* start Record list *
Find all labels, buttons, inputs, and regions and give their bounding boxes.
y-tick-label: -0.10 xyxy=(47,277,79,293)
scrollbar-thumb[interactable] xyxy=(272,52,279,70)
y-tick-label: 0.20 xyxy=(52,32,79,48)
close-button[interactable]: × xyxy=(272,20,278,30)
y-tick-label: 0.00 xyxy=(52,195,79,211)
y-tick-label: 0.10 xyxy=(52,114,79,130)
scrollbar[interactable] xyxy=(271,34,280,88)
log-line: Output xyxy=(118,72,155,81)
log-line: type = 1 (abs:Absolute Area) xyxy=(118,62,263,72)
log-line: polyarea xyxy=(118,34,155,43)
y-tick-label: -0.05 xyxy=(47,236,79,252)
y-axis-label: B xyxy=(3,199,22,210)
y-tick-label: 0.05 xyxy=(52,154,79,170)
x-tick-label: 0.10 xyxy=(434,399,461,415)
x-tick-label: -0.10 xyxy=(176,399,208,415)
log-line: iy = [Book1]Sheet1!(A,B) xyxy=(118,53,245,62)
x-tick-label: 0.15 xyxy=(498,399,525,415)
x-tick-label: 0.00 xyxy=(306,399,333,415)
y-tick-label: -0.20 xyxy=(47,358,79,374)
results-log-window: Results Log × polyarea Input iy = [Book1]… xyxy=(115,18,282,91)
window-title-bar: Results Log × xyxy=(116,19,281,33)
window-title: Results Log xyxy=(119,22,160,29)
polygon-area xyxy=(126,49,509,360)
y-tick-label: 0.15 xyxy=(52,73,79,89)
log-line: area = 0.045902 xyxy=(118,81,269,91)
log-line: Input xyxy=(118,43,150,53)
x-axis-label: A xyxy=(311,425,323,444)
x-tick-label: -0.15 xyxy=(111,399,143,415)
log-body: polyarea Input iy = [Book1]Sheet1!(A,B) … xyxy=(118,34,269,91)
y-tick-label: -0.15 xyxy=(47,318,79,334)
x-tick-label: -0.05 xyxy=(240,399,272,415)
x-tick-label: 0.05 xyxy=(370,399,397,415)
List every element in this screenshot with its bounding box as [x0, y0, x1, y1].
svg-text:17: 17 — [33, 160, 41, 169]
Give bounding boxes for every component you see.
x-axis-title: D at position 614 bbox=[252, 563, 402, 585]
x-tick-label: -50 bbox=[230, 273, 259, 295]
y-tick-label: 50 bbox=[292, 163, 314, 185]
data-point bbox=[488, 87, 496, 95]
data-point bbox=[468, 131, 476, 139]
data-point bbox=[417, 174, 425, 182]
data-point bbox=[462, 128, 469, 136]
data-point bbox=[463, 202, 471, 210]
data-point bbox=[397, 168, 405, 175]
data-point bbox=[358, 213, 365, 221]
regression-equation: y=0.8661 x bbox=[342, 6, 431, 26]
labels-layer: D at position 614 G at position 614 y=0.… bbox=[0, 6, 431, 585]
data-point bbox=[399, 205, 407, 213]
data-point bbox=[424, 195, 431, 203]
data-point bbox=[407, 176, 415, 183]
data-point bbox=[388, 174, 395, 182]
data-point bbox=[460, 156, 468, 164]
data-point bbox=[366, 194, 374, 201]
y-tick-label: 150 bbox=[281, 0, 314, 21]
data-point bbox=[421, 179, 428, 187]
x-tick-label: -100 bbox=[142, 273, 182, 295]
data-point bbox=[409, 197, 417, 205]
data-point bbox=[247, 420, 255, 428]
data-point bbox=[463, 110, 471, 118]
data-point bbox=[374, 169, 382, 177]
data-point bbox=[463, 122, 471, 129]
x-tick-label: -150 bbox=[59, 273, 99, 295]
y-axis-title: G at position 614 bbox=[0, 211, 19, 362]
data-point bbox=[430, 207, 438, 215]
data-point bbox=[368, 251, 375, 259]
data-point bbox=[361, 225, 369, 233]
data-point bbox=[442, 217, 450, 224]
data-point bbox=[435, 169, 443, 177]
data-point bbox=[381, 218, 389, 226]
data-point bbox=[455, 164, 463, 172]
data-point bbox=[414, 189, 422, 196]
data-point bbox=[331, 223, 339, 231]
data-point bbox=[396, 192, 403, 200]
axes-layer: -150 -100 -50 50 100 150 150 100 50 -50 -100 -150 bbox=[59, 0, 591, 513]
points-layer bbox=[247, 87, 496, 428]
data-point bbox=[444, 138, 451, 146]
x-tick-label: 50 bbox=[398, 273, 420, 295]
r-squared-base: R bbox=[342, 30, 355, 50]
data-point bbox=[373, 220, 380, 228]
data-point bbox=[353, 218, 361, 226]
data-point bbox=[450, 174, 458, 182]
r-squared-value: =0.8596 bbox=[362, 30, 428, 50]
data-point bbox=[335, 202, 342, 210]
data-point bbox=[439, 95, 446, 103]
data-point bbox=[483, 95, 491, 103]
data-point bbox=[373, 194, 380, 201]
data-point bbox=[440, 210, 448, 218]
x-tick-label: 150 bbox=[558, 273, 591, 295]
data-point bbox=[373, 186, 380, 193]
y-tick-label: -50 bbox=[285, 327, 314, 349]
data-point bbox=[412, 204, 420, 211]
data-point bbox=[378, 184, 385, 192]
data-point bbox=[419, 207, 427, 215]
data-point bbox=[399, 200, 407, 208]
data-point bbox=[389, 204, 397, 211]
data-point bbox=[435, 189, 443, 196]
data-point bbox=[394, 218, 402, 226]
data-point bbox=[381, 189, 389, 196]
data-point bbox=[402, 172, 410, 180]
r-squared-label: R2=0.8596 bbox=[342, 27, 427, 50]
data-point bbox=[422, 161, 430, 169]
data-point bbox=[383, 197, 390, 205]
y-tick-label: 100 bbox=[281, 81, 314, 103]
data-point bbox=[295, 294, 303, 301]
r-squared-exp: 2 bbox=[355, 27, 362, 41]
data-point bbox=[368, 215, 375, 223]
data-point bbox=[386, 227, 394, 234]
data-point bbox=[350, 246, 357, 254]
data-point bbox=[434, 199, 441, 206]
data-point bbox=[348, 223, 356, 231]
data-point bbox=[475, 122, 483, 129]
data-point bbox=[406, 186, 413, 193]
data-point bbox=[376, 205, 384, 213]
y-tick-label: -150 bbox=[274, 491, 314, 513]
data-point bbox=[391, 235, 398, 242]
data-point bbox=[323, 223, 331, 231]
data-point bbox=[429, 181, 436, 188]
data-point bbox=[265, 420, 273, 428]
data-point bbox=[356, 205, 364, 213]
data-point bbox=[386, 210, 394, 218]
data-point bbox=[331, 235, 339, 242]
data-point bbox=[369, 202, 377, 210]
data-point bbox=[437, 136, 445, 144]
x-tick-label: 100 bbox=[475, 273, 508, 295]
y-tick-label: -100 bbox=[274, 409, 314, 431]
* end Record list *
# Problem to solve
Reproduce every line of the records above without any change.

# Finished answer
Find all labels, buttons, inputs, and regions and give their bounding boxes.
y-tick-label: -0.10 xyxy=(47,277,79,293)
scrollbar-thumb[interactable] xyxy=(272,52,279,70)
y-tick-label: 0.20 xyxy=(52,32,79,48)
close-button[interactable]: × xyxy=(272,20,278,30)
y-tick-label: 0.00 xyxy=(52,195,79,211)
y-tick-label: 0.10 xyxy=(52,114,79,130)
scrollbar[interactable] xyxy=(271,34,280,88)
log-line: Output xyxy=(118,72,155,81)
log-line: type = 1 (abs:Absolute Area) xyxy=(118,62,263,72)
log-line: polyarea xyxy=(118,34,155,43)
y-tick-label: -0.05 xyxy=(47,236,79,252)
y-axis-label: B xyxy=(3,199,22,210)
y-tick-label: 0.05 xyxy=(52,154,79,170)
x-tick-label: 0.10 xyxy=(434,399,461,415)
x-tick-label: -0.10 xyxy=(176,399,208,415)
log-line: iy = [Book1]Sheet1!(A,B) xyxy=(118,53,245,62)
x-tick-label: 0.15 xyxy=(498,399,525,415)
x-tick-label: 0.00 xyxy=(306,399,333,415)
y-tick-label: -0.20 xyxy=(47,358,79,374)
results-log-window: Results Log × polyarea Input iy = [Book1]… xyxy=(115,18,282,91)
window-title-bar: Results Log × xyxy=(116,19,281,33)
window-title: Results Log xyxy=(119,22,160,29)
polygon-area xyxy=(126,49,509,360)
y-tick-label: 0.15 xyxy=(52,73,79,89)
log-line: area = 0.045902 xyxy=(118,81,269,91)
log-line: Input xyxy=(118,43,150,53)
x-axis-label: A xyxy=(311,425,323,444)
x-tick-label: -0.15 xyxy=(111,399,143,415)
log-body: polyarea Input iy = [Book1]Sheet1!(A,B) … xyxy=(118,34,269,91)
y-tick-label: -0.15 xyxy=(47,318,79,334)
x-tick-label: -0.05 xyxy=(240,399,272,415)
x-tick-label: 0.05 xyxy=(370,399,397,415)
List every element in this screenshot with its bounding box as [x0, y0, x1, y1].
svg-text:17: 17 — [33, 160, 41, 169]
Give bounding boxes for every component you see.
x-axis-title: D at position 614 bbox=[252, 563, 402, 585]
x-tick-label: -50 bbox=[230, 273, 259, 295]
y-tick-label: 50 bbox=[292, 163, 314, 185]
data-point bbox=[488, 87, 496, 95]
data-point bbox=[468, 131, 476, 139]
data-point bbox=[417, 174, 425, 182]
data-point bbox=[462, 128, 469, 136]
data-point bbox=[463, 202, 471, 210]
data-point bbox=[397, 168, 405, 175]
data-point bbox=[358, 213, 365, 221]
regression-equation: y=0.8661 x bbox=[342, 6, 431, 26]
labels-layer: D at position 614 G at position 614 y=0.… bbox=[0, 6, 431, 585]
data-point bbox=[399, 205, 407, 213]
data-point bbox=[424, 195, 431, 203]
data-point bbox=[407, 176, 415, 183]
data-point bbox=[388, 174, 395, 182]
data-point bbox=[460, 156, 468, 164]
data-point bbox=[366, 194, 374, 201]
y-tick-label: 150 bbox=[281, 0, 314, 21]
data-point bbox=[421, 179, 428, 187]
x-tick-label: -100 bbox=[142, 273, 182, 295]
data-point bbox=[409, 197, 417, 205]
data-point bbox=[247, 420, 255, 428]
data-point bbox=[463, 110, 471, 118]
data-point bbox=[374, 169, 382, 177]
data-point bbox=[463, 122, 471, 129]
x-tick-label: -150 bbox=[59, 273, 99, 295]
y-axis-title: G at position 614 bbox=[0, 211, 19, 362]
data-point bbox=[430, 207, 438, 215]
data-point bbox=[368, 251, 375, 259]
data-point bbox=[361, 225, 369, 233]
data-point bbox=[442, 217, 450, 224]
data-point bbox=[435, 169, 443, 177]
data-point bbox=[381, 218, 389, 226]
data-point bbox=[455, 164, 463, 172]
data-point bbox=[414, 189, 422, 196]
data-point bbox=[331, 223, 339, 231]
data-point bbox=[396, 192, 403, 200]
axes-layer: -150 -100 -50 50 100 150 150 100 50 -50 -100 -150 bbox=[59, 0, 591, 513]
points-layer bbox=[247, 87, 496, 428]
data-point bbox=[444, 138, 451, 146]
x-tick-label: 50 bbox=[398, 273, 420, 295]
r-squared-base: R bbox=[342, 30, 355, 50]
data-point bbox=[373, 220, 380, 228]
data-point bbox=[353, 218, 361, 226]
data-point bbox=[450, 174, 458, 182]
r-squared-value: =0.8596 bbox=[362, 30, 428, 50]
data-point bbox=[335, 202, 342, 210]
data-point bbox=[439, 95, 446, 103]
data-point bbox=[483, 95, 491, 103]
data-point bbox=[373, 194, 380, 201]
data-point bbox=[440, 210, 448, 218]
x-tick-label: 150 bbox=[558, 273, 591, 295]
data-point bbox=[373, 186, 380, 193]
y-tick-label: -50 bbox=[285, 327, 314, 349]
data-point bbox=[412, 204, 420, 211]
data-point bbox=[378, 184, 385, 192]
data-point bbox=[419, 207, 427, 215]
data-point bbox=[399, 200, 407, 208]
data-point bbox=[389, 204, 397, 211]
data-point bbox=[435, 189, 443, 196]
data-point bbox=[394, 218, 402, 226]
data-point bbox=[381, 189, 389, 196]
data-point bbox=[402, 172, 410, 180]
r-squared-label: R2=0.8596 bbox=[342, 27, 427, 50]
data-point bbox=[422, 161, 430, 169]
data-point bbox=[383, 197, 390, 205]
y-tick-label: 100 bbox=[281, 81, 314, 103]
data-point bbox=[295, 294, 303, 301]
r-squared-exp: 2 bbox=[355, 27, 362, 41]
data-point bbox=[368, 215, 375, 223]
data-point bbox=[386, 227, 394, 234]
data-point bbox=[350, 246, 357, 254]
data-point bbox=[434, 199, 441, 206]
data-point bbox=[348, 223, 356, 231]
data-point bbox=[475, 122, 483, 129]
data-point bbox=[406, 186, 413, 193]
data-point bbox=[376, 205, 384, 213]
y-tick-label: -150 bbox=[274, 491, 314, 513]
data-point bbox=[391, 235, 398, 242]
data-point bbox=[323, 223, 331, 231]
data-point bbox=[429, 181, 436, 188]
data-point bbox=[265, 420, 273, 428]
data-point bbox=[356, 205, 364, 213]
data-point bbox=[386, 210, 394, 218]
data-point bbox=[331, 235, 339, 242]
data-point bbox=[369, 202, 377, 210]
data-point bbox=[437, 136, 445, 144]
x-tick-label: 100 bbox=[475, 273, 508, 295]
y-tick-label: -100 bbox=[274, 409, 314, 431]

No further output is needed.